- _Stored data_
>> begin

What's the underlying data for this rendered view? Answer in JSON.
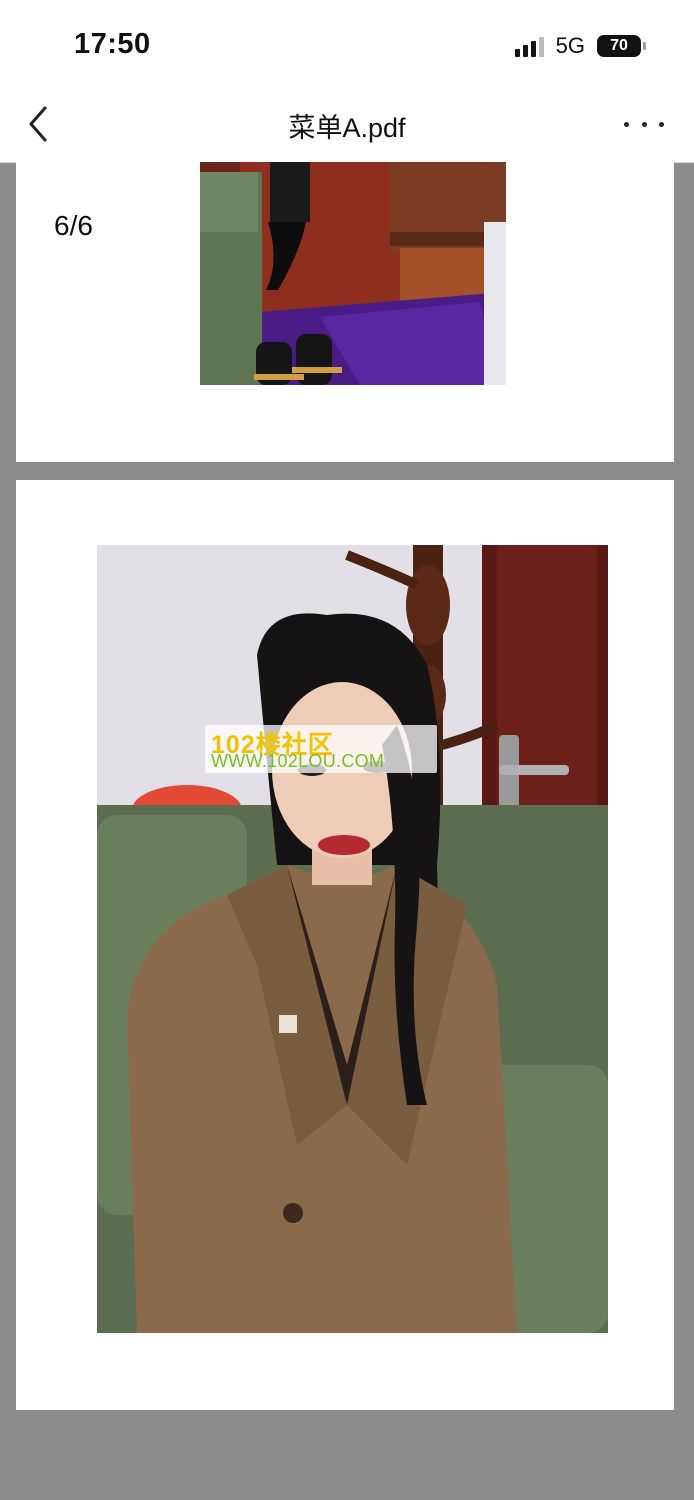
{
  "status_bar": {
    "time": "17:50",
    "network": "5G",
    "battery": "70"
  },
  "nav": {
    "title": "菜单A.pdf",
    "back_icon": "chevron-left-icon",
    "more_icon": "more-horizontal-icon"
  },
  "viewer": {
    "page_indicator": "6/6"
  },
  "watermark": {
    "line1": "102楼社区",
    "line2": "WWW.102LOU.COM"
  },
  "colors": {
    "background": "#8c8c8c",
    "page": "#ffffff",
    "watermark_yellow": "#f2c100",
    "watermark_green": "#7cbc2a"
  }
}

>> end

- _TASK PROMPT_
Each line above is to be copied verbatim. Drop any image from the copy.

- _EXERCISE RESULT_
What's the underlying data for this rendered view? Answer in JSON.
{
  "status_bar": {
    "time": "17:50",
    "network": "5G",
    "battery": "70"
  },
  "nav": {
    "title": "菜单A.pdf",
    "back_icon": "chevron-left-icon",
    "more_icon": "more-horizontal-icon"
  },
  "viewer": {
    "page_indicator": "6/6"
  },
  "watermark": {
    "line1": "102楼社区",
    "line2": "WWW.102LOU.COM"
  },
  "colors": {
    "background": "#8c8c8c",
    "page": "#ffffff",
    "watermark_yellow": "#f2c100",
    "watermark_green": "#7cbc2a"
  }
}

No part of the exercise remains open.